* BEGIN INPUT ROWS *
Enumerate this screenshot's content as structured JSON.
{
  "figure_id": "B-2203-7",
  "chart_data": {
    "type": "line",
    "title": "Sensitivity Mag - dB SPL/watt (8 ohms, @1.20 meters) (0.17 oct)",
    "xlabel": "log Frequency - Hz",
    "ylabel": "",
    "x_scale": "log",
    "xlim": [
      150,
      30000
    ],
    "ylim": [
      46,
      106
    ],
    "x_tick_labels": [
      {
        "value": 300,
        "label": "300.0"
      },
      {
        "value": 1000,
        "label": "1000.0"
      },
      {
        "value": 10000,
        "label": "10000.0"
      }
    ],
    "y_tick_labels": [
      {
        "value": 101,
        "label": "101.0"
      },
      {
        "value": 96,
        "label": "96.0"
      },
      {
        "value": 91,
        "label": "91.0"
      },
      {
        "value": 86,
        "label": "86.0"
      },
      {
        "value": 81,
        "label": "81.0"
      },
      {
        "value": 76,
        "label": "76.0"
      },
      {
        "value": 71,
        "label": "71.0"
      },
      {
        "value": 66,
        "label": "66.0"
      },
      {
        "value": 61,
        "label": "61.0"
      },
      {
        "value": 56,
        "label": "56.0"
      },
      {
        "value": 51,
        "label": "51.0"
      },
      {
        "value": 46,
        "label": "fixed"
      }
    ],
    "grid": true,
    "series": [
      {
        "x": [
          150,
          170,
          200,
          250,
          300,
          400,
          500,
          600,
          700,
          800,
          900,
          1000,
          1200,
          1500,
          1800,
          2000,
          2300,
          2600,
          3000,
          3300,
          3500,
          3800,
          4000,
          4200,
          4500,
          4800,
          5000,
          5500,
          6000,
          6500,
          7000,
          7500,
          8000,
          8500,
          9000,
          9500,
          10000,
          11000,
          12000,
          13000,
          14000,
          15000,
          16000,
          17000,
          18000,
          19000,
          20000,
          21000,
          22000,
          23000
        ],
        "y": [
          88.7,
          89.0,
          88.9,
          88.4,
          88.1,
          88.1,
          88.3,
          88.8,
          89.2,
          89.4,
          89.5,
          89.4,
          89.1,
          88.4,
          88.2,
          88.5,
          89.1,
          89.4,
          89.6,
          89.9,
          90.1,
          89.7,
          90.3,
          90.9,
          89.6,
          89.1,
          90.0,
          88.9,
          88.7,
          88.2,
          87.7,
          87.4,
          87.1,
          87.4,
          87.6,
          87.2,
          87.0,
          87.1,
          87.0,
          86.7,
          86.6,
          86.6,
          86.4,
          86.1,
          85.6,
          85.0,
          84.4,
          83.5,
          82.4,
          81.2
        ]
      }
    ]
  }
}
* END INPUT ROWS *
* BEGIN INPUT ROWS *
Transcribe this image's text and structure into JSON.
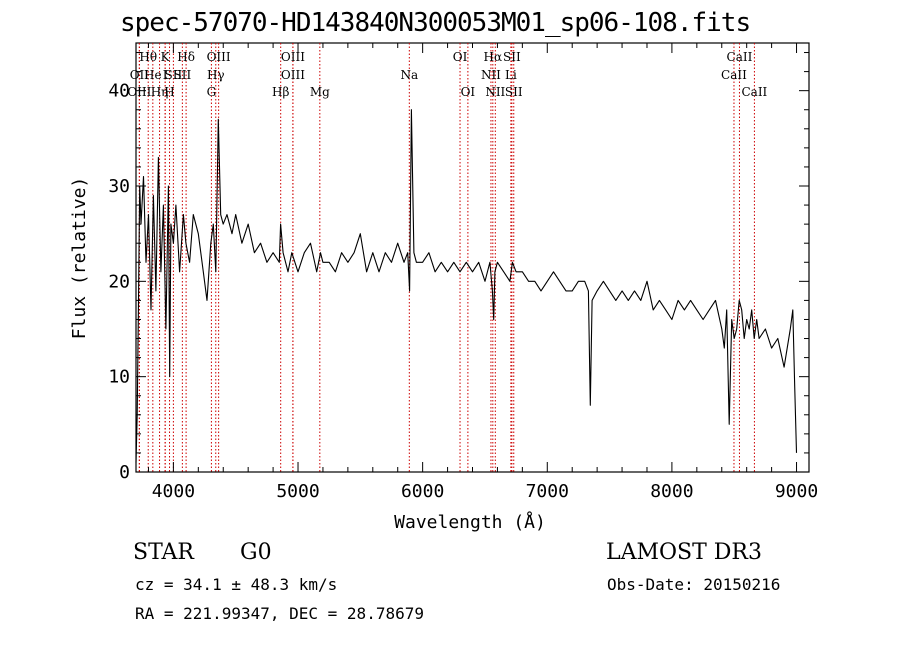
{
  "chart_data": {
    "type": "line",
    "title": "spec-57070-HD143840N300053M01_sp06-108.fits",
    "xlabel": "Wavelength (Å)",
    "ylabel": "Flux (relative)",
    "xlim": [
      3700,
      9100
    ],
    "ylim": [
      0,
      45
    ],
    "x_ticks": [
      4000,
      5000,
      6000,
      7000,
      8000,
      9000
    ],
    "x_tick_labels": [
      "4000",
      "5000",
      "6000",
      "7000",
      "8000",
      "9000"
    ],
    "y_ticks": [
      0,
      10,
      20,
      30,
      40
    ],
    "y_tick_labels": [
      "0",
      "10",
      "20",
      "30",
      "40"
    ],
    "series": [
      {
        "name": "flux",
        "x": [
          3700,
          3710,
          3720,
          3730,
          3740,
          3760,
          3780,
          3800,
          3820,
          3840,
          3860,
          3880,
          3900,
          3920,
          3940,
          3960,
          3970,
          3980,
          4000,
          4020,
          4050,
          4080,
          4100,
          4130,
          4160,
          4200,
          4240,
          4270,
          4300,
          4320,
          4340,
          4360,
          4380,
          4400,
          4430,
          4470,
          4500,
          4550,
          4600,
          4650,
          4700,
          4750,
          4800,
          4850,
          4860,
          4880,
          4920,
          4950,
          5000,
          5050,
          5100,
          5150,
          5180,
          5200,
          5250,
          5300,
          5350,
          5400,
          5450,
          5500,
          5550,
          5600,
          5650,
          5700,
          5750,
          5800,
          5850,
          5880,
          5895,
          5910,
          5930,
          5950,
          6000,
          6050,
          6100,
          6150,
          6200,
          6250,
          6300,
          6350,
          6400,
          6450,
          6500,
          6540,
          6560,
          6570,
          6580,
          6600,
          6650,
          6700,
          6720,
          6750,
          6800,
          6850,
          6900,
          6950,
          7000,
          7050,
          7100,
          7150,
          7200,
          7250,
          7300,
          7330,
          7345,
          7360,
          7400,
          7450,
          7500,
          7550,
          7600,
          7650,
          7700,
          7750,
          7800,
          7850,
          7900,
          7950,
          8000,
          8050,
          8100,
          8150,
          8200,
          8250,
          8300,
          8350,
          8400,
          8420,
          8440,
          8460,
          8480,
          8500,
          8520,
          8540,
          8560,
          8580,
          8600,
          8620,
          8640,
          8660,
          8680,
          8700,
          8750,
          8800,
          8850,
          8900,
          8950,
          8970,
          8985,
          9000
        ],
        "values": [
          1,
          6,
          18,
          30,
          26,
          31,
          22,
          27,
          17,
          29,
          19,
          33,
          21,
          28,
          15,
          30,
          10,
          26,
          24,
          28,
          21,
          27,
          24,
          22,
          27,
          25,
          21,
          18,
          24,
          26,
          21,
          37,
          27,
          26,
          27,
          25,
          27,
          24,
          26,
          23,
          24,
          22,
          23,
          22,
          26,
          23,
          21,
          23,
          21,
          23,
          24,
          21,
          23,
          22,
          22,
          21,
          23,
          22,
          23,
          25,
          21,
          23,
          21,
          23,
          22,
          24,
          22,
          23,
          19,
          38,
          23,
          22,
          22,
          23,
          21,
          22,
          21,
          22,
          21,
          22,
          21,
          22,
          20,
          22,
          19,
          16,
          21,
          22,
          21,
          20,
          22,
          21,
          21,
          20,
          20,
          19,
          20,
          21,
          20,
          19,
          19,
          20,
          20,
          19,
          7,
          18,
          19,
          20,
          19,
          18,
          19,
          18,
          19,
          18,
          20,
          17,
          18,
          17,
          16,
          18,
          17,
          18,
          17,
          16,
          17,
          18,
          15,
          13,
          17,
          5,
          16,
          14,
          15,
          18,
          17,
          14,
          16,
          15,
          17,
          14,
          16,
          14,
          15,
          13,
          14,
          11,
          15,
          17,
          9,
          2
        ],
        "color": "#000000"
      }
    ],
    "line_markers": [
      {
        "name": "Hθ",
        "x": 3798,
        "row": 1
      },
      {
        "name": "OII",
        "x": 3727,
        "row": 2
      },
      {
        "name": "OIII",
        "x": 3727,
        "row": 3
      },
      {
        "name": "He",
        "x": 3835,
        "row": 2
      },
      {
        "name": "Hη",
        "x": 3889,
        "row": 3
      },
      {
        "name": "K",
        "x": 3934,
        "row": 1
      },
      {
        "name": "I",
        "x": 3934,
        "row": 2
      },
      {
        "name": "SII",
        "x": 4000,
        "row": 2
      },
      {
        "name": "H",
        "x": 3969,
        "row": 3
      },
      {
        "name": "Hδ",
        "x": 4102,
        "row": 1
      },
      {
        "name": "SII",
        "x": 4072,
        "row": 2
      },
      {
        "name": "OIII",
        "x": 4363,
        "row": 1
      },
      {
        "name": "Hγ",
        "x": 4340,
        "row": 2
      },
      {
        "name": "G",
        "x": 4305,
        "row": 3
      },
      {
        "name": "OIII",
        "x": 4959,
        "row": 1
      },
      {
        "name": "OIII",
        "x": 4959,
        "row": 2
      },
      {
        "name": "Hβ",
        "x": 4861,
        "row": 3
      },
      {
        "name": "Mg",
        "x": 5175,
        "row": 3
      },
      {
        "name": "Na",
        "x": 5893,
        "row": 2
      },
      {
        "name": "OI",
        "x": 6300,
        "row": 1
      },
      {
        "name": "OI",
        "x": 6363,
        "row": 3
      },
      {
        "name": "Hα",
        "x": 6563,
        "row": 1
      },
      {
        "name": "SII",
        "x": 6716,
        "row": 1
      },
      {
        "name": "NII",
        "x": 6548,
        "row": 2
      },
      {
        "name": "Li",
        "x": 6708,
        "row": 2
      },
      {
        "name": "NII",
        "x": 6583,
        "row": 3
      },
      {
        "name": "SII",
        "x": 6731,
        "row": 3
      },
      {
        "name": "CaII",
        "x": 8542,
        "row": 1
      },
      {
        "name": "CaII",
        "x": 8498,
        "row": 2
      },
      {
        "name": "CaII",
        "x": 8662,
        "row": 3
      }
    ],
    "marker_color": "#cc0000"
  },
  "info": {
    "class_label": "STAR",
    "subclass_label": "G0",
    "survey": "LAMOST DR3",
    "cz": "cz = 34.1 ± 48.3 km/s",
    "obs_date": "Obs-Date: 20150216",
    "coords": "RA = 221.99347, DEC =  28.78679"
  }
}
* END INPUT ROWS *
* BEGIN INPUT ROWS *
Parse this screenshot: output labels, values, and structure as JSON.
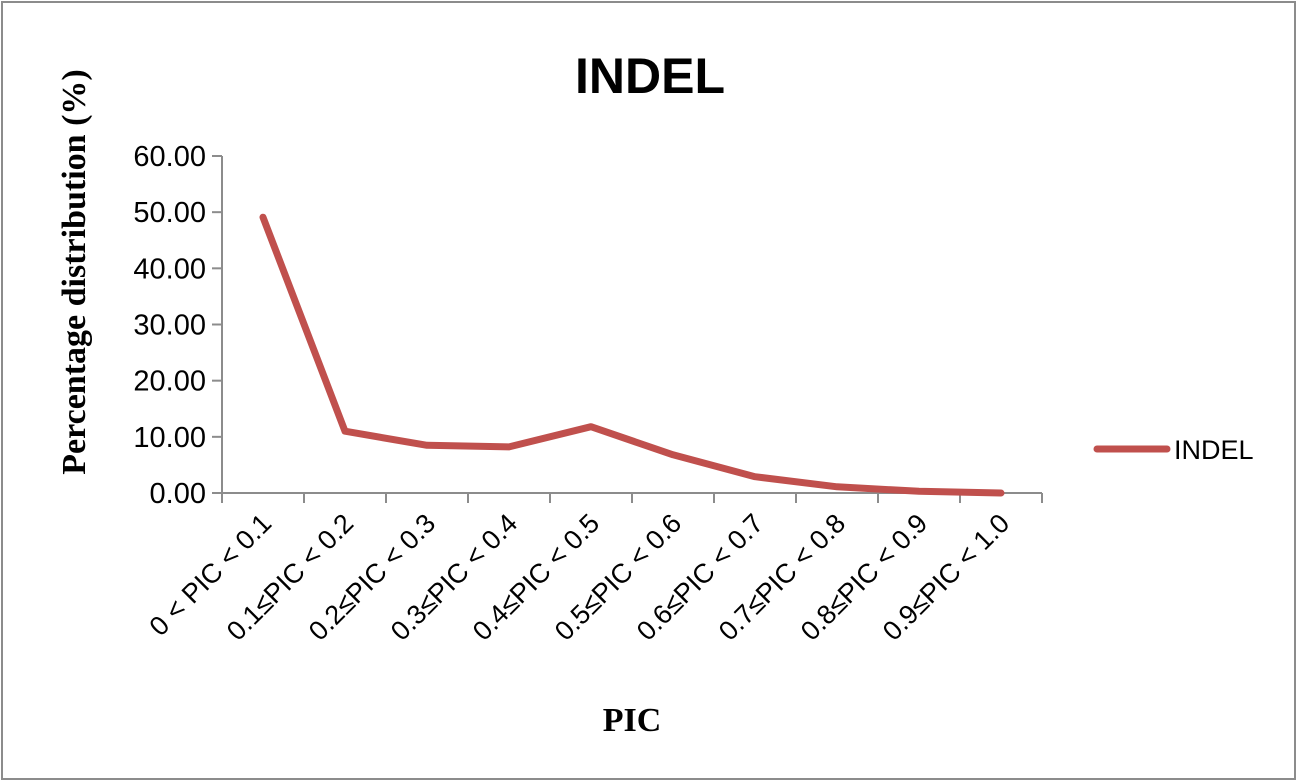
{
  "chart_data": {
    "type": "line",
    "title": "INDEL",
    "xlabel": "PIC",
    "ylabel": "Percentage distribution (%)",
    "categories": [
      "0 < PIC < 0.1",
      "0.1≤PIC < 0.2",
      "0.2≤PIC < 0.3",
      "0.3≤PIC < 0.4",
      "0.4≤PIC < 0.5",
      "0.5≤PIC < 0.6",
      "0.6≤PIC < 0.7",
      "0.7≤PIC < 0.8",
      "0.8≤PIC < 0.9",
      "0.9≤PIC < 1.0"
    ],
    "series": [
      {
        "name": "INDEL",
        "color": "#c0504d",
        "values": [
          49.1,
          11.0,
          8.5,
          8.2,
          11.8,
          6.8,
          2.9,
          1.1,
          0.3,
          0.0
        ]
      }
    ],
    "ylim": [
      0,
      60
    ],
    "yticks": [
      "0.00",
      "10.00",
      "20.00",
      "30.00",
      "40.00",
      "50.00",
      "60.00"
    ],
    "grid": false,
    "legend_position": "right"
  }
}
* END INPUT ROWS *
Search the listing above for the string "JSON". Copy every line that contains it.

Enumerate this screenshot's content as structured JSON.
Transcribe this image's text and structure into JSON.
Parse this screenshot: output labels, values, and structure as JSON.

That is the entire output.